### What is asked
Reproduce the records below exactly, leaving out any pictures.

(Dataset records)
====================
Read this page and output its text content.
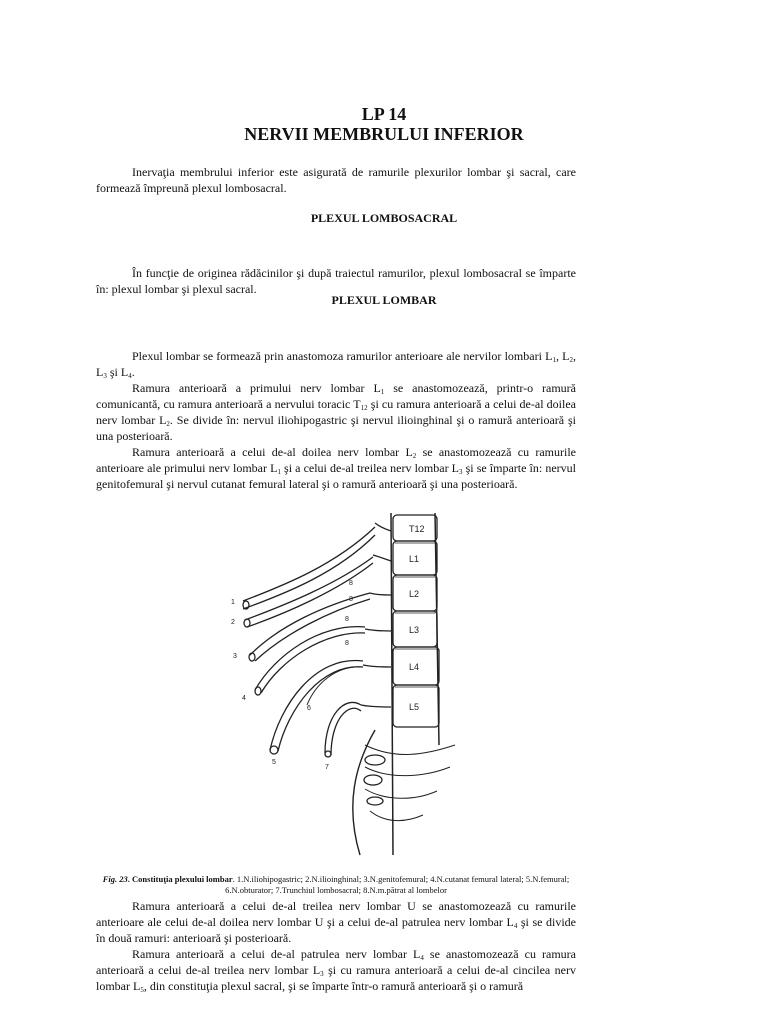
LP 14
NERVII MEMBRULUI INFERIOR

Inervaţia membrului inferior este asigurată de ramurile plexurilor lombar şi sacral, care formează împreună plexul lombosacral.

PLEXUL LOMBOSACRAL

În funcţie de originea rădăcinilor şi după traiectul ramurilor, plexul lombosacral se împarte în: plexul lombar şi plexul sacral.

PLEXUL LOMBAR

Plexul lombar se formează prin anastomoza ramurilor anterioare ale nervilor lombari $L_1$, $L_2$, $L_3$ şi $L_4$.

Ramura anterioară a primului nerv lombar $L_1$ se anastomozează, printr-o ramură comunicantă, cu ramura anterioară a nervului toracic $T_{12}$ şi cu ramura anterioară a celui de-al doilea nerv lombar $L_2$. Se divide în: nervul iliohipogastric şi nervul ilioinghinal şi o ramură anterioară şi una posterioară.

Ramura anterioară a celui de-al doilea nerv lombar $L_2$ se anastomozează cu ramurile anterioare ale primului nerv lombar $L_1$ şi a celui de-al treilea nerv lombar $L_3$ şi se împarte în: nervul genitofemural şi nervul cutanat femural lateral şi o ramură anterioară şi una posterioară.

T12
L1
L2
L3
L4
L5
1
2
3
4
5
6
7
8
8
8
8

Fig. 23. Constituţia plexului lombar. 1.N.iliohipogastric; 2.N.ilioinghinal; 3.N.genitofemural; 4.N.cutanat femural lateral; 5.N.femural; 6.N.obturator; 7.Trunchiul lombosacral; 8.N.m.pătrat al lombelor

Ramura anterioară a celui de-al treilea nerv lombar U se anastomozează cu ramurile anterioare ale celui de-al doilea nerv lombar U şi a celui de-al patrulea nerv lombar $L_4$ şi se divide în două ramuri: anterioară şi posterioară.

Ramura anterioară a celui de-al patrulea nerv lombar $L_4$ se anastomozează cu ramura anterioară a celui de-al treilea nerv lombar $L_3$ şi cu ramura anterioară a celui de-al cincilea nerv lombar $L_5$, din constituţia plexul sacral, şi se împarte într-o ramură anterioară şi o ramură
====================
### Worked solution
Read this page and output its text content.
LP 14
NERVII MEMBRULUI INFERIOR

Inervaţia membrului inferior este asigurată de ramurile plexurilor lombar şi sacral, care formează împreună plexul lombosacral.

PLEXUL LOMBOSACRAL

În funcţie de originea rădăcinilor şi după traiectul ramurilor, plexul lombosacral se împarte în: plexul lombar şi plexul sacral.

PLEXUL LOMBAR

Plexul lombar se formează prin anastomoza ramurilor anterioare ale nervilor lombari $L_1$, $L_2$, $L_3$ şi $L_4$.

Ramura anterioară a primului nerv lombar $L_1$ se anastomozează, printr-o ramură comunicantă, cu ramura anterioară a nervului toracic $T_{12}$ şi cu ramura anterioară a celui de-al doilea nerv lombar $L_2$. Se divide în: nervul iliohipogastric şi nervul ilioinghinal şi o ramură anterioară şi una posterioară.

Ramura anterioară a celui de-al doilea nerv lombar $L_2$ se anastomozează cu ramurile anterioare ale primului nerv lombar $L_1$ şi a celui de-al treilea nerv lombar $L_3$ şi se împarte în: nervul genitofemural şi nervul cutanat femural lateral şi o ramură anterioară şi una posterioară.

T12
L1
L2
L3
L4
L5
1
2
3
4
5
6
7
8
8
8
8

Fig. 23. Constituţia plexului lombar. 1.N.iliohipogastric; 2.N.ilioinghinal; 3.N.genitofemural; 4.N.cutanat femural lateral; 5.N.femural; 6.N.obturator; 7.Trunchiul lombosacral; 8.N.m.pătrat al lombelor

Ramura anterioară a celui de-al treilea nerv lombar U se anastomozează cu ramurile anterioare ale celui de-al doilea nerv lombar U şi a celui de-al patrulea nerv lombar $L_4$ şi se divide în două ramuri: anterioară şi posterioară.

Ramura anterioară a celui de-al patrulea nerv lombar $L_4$ se anastomozează cu ramura anterioară a celui de-al treilea nerv lombar $L_3$ şi cu ramura anterioară a celui de-al cincilea nerv lombar $L_5$, din constituţia plexul sacral, şi se împarte într-o ramură anterioară şi o ramură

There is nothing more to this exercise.